--- RECORDS PROVIDED ---

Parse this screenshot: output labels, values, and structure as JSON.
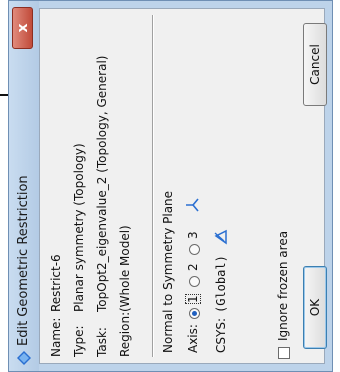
{
  "window": {
    "title": "Edit Geometric Restriction",
    "close_label": "x"
  },
  "info": [
    {
      "key": "Name:",
      "value": "Restrict-6"
    },
    {
      "key": "Type:",
      "value": "Planar symmetry (Topology)"
    },
    {
      "key": "Task:",
      "value": "TopOpt2_eigenvalue_2 (Topology, General)"
    },
    {
      "key": "Region:",
      "value": "(Whole Model)"
    }
  ],
  "symmetry": {
    "title": "Normal to Symmetry Plane",
    "axis_label": "Axis:",
    "axis_options": [
      "1",
      "2",
      "3"
    ],
    "axis_selected": "1",
    "csys_label": "CSYS:",
    "csys_value": "(Global)"
  },
  "ignore_frozen": {
    "label": "Ignore frozen area",
    "checked": false
  },
  "buttons": {
    "ok": "OK",
    "cancel": "Cancel"
  },
  "colors": {
    "titlebar": "#bdd3ea",
    "close": "#c14b3a",
    "client": "#f0f0f0",
    "icon_blue": "#2a6fd1"
  },
  "icons": {
    "app": "diamond-arrows-icon",
    "csys_pick": "pick-csys-icon",
    "csys_create": "create-csys-icon"
  }
}
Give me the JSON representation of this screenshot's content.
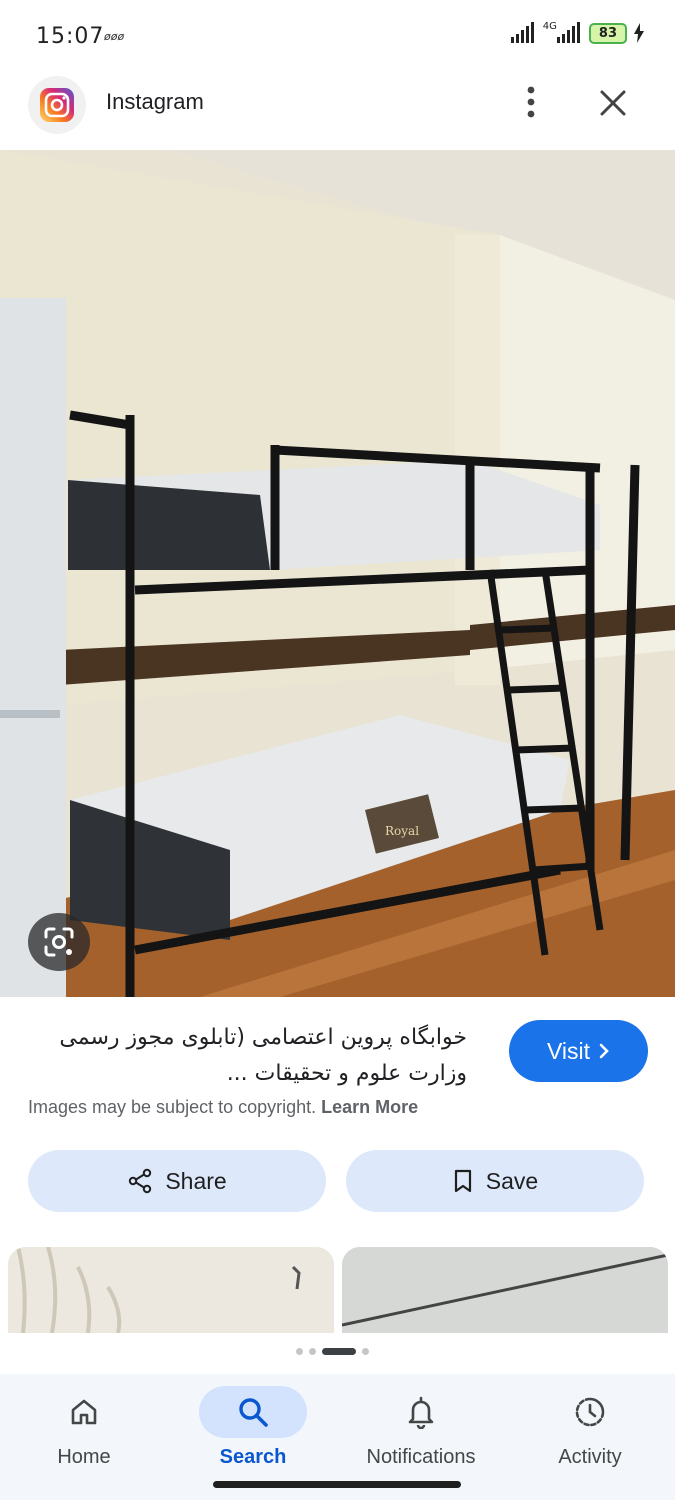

---

WHAT NEEDS TO BE DONE :: Go through the data above and transcribe it in full, omitting any image.

EXERCISE ANSWER ::
Parse this screenshot: output labels, values, and structure as JSON.
{
  "window": {
    "title": "Edit Geometric Restriction",
    "close_label": "x"
  },
  "info": [
    {
      "key": "Name:",
      "value": "Restrict-6"
    },
    {
      "key": "Type:",
      "value": "Planar symmetry (Topology)"
    },
    {
      "key": "Task:",
      "value": "TopOpt2_eigenvalue_2 (Topology, General)"
    },
    {
      "key": "Region:",
      "value": "(Whole Model)"
    }
  ],
  "symmetry": {
    "title": "Normal to Symmetry Plane",
    "axis_label": "Axis:",
    "axis_options": [
      "1",
      "2",
      "3"
    ],
    "axis_selected": "1",
    "csys_label": "CSYS:",
    "csys_value": "(Global)"
  },
  "ignore_frozen": {
    "label": "Ignore frozen area",
    "checked": false
  },
  "buttons": {
    "ok": "OK",
    "cancel": "Cancel"
  },
  "colors": {
    "titlebar": "#bdd3ea",
    "close": "#c14b3a",
    "client": "#f0f0f0",
    "icon_blue": "#2a6fd1"
  },
  "icons": {
    "app": "diamond-arrows-icon",
    "csys_pick": "pick-csys-icon",
    "csys_create": "create-csys-icon"
  }
}
Give me the JSON representation of this screenshot's content.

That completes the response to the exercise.